## What the exercise asks
Take the records underneath and set them down exactly.
---------- Given information
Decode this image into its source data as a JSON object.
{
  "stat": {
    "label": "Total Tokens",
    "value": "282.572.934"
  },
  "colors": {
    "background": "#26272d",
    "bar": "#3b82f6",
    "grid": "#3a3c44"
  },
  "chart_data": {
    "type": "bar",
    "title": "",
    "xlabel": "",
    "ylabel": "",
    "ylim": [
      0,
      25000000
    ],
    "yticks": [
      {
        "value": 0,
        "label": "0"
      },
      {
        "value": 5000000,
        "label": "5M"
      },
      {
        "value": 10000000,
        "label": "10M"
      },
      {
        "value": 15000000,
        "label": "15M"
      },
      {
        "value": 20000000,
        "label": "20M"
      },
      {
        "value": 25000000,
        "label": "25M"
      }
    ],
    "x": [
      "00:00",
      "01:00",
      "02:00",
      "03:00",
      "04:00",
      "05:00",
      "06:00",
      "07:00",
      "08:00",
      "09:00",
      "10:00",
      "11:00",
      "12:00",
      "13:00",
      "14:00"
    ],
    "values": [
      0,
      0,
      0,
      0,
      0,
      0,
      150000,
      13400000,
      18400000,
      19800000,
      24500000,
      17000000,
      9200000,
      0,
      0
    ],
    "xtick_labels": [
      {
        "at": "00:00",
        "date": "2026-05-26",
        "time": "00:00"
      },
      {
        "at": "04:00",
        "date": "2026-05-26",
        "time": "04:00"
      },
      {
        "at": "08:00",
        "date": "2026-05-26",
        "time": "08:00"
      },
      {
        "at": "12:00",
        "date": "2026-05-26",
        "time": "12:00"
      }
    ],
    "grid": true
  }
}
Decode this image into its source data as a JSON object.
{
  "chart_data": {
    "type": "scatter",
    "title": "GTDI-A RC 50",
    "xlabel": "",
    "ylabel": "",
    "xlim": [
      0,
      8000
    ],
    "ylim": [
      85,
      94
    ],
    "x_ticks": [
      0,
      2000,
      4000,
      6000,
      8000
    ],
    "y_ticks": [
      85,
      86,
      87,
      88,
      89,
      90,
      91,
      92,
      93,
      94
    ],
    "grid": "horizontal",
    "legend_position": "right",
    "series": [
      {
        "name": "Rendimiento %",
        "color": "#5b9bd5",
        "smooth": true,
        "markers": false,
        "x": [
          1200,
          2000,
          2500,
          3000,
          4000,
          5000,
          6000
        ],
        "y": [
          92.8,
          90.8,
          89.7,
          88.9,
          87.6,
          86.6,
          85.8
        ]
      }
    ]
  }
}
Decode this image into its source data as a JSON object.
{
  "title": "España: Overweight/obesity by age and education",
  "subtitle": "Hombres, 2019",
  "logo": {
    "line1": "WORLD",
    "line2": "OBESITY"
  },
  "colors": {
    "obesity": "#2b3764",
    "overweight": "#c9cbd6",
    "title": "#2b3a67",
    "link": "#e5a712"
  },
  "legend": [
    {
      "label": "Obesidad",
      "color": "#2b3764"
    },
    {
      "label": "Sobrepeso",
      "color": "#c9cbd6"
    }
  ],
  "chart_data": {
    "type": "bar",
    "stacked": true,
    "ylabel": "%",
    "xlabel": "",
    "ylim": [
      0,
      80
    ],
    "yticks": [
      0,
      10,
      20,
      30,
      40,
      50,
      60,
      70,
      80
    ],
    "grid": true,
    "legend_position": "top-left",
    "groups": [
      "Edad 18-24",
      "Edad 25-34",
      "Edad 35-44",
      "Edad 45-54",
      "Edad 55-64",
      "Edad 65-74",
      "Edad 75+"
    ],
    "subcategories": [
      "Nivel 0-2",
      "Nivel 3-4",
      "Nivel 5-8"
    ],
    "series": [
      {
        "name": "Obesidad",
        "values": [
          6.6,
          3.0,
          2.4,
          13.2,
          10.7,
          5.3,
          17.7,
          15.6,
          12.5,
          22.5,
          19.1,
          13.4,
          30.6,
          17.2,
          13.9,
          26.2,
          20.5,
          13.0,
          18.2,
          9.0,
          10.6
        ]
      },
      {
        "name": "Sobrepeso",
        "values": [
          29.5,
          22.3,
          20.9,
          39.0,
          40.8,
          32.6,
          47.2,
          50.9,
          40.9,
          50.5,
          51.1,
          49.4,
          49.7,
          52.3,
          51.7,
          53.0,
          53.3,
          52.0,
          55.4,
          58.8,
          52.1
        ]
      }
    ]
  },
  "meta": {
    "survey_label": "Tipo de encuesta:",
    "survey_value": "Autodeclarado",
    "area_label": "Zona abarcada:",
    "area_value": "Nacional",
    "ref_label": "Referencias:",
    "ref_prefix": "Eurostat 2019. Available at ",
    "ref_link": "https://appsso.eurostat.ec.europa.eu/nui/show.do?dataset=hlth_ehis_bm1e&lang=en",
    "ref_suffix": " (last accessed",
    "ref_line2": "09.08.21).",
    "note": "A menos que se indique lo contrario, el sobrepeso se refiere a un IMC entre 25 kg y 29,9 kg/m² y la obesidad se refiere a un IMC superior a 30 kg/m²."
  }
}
--------------------
## Full answer
Decode this image into its source data as a JSON object.
{
  "stat": {
    "label": "Total Tokens",
    "value": "282.572.934"
  },
  "colors": {
    "background": "#26272d",
    "bar": "#3b82f6",
    "grid": "#3a3c44"
  },
  "chart_data": {
    "type": "bar",
    "title": "",
    "xlabel": "",
    "ylabel": "",
    "ylim": [
      0,
      25000000
    ],
    "yticks": [
      {
        "value": 0,
        "label": "0"
      },
      {
        "value": 5000000,
        "label": "5M"
      },
      {
        "value": 10000000,
        "label": "10M"
      },
      {
        "value": 15000000,
        "label": "15M"
      },
      {
        "value": 20000000,
        "label": "20M"
      },
      {
        "value": 25000000,
        "label": "25M"
      }
    ],
    "x": [
      "00:00",
      "01:00",
      "02:00",
      "03:00",
      "04:00",
      "05:00",
      "06:00",
      "07:00",
      "08:00",
      "09:00",
      "10:00",
      "11:00",
      "12:00",
      "13:00",
      "14:00"
    ],
    "values": [
      0,
      0,
      0,
      0,
      0,
      0,
      150000,
      13400000,
      18400000,
      19800000,
      24500000,
      17000000,
      9200000,
      0,
      0
    ],
    "xtick_labels": [
      {
        "at": "00:00",
        "date": "2026-05-26",
        "time": "00:00"
      },
      {
        "at": "04:00",
        "date": "2026-05-26",
        "time": "04:00"
      },
      {
        "at": "08:00",
        "date": "2026-05-26",
        "time": "08:00"
      },
      {
        "at": "12:00",
        "date": "2026-05-26",
        "time": "12:00"
      }
    ],
    "grid": true
  }
}
Decode this image into its source data as a JSON object.
{
  "chart_data": {
    "type": "scatter",
    "title": "GTDI-A RC 50",
    "xlabel": "",
    "ylabel": "",
    "xlim": [
      0,
      8000
    ],
    "ylim": [
      85,
      94
    ],
    "x_ticks": [
      0,
      2000,
      4000,
      6000,
      8000
    ],
    "y_ticks": [
      85,
      86,
      87,
      88,
      89,
      90,
      91,
      92,
      93,
      94
    ],
    "grid": "horizontal",
    "legend_position": "right",
    "series": [
      {
        "name": "Rendimiento %",
        "color": "#5b9bd5",
        "smooth": true,
        "markers": false,
        "x": [
          1200,
          2000,
          2500,
          3000,
          4000,
          5000,
          6000
        ],
        "y": [
          92.8,
          90.8,
          89.7,
          88.9,
          87.6,
          86.6,
          85.8
        ]
      }
    ]
  }
}
Decode this image into its source data as a JSON object.
{
  "title": "España: Overweight/obesity by age and education",
  "subtitle": "Hombres, 2019",
  "logo": {
    "line1": "WORLD",
    "line2": "OBESITY"
  },
  "colors": {
    "obesity": "#2b3764",
    "overweight": "#c9cbd6",
    "title": "#2b3a67",
    "link": "#e5a712"
  },
  "legend": [
    {
      "label": "Obesidad",
      "color": "#2b3764"
    },
    {
      "label": "Sobrepeso",
      "color": "#c9cbd6"
    }
  ],
  "chart_data": {
    "type": "bar",
    "stacked": true,
    "ylabel": "%",
    "xlabel": "",
    "ylim": [
      0,
      80
    ],
    "yticks": [
      0,
      10,
      20,
      30,
      40,
      50,
      60,
      70,
      80
    ],
    "grid": true,
    "legend_position": "top-left",
    "groups": [
      "Edad 18-24",
      "Edad 25-34",
      "Edad 35-44",
      "Edad 45-54",
      "Edad 55-64",
      "Edad 65-74",
      "Edad 75+"
    ],
    "subcategories": [
      "Nivel 0-2",
      "Nivel 3-4",
      "Nivel 5-8"
    ],
    "series": [
      {
        "name": "Obesidad",
        "values": [
          6.6,
          3.0,
          2.4,
          13.2,
          10.7,
          5.3,
          17.7,
          15.6,
          12.5,
          22.5,
          19.1,
          13.4,
          30.6,
          17.2,
          13.9,
          26.2,
          20.5,
          13.0,
          18.2,
          9.0,
          10.6
        ]
      },
      {
        "name": "Sobrepeso",
        "values": [
          29.5,
          22.3,
          20.9,
          39.0,
          40.8,
          32.6,
          47.2,
          50.9,
          40.9,
          50.5,
          51.1,
          49.4,
          49.7,
          52.3,
          51.7,
          53.0,
          53.3,
          52.0,
          55.4,
          58.8,
          52.1
        ]
      }
    ]
  },
  "meta": {
    "survey_label": "Tipo de encuesta:",
    "survey_value": "Autodeclarado",
    "area_label": "Zona abarcada:",
    "area_value": "Nacional",
    "ref_label": "Referencias:",
    "ref_prefix": "Eurostat 2019. Available at ",
    "ref_link": "https://appsso.eurostat.ec.europa.eu/nui/show.do?dataset=hlth_ehis_bm1e&lang=en",
    "ref_suffix": " (last accessed",
    "ref_line2": "09.08.21).",
    "note": "A menos que se indique lo contrario, el sobrepeso se refiere a un IMC entre 25 kg y 29,9 kg/m² y la obesidad se refiere a un IMC superior a 30 kg/m²."
  }
}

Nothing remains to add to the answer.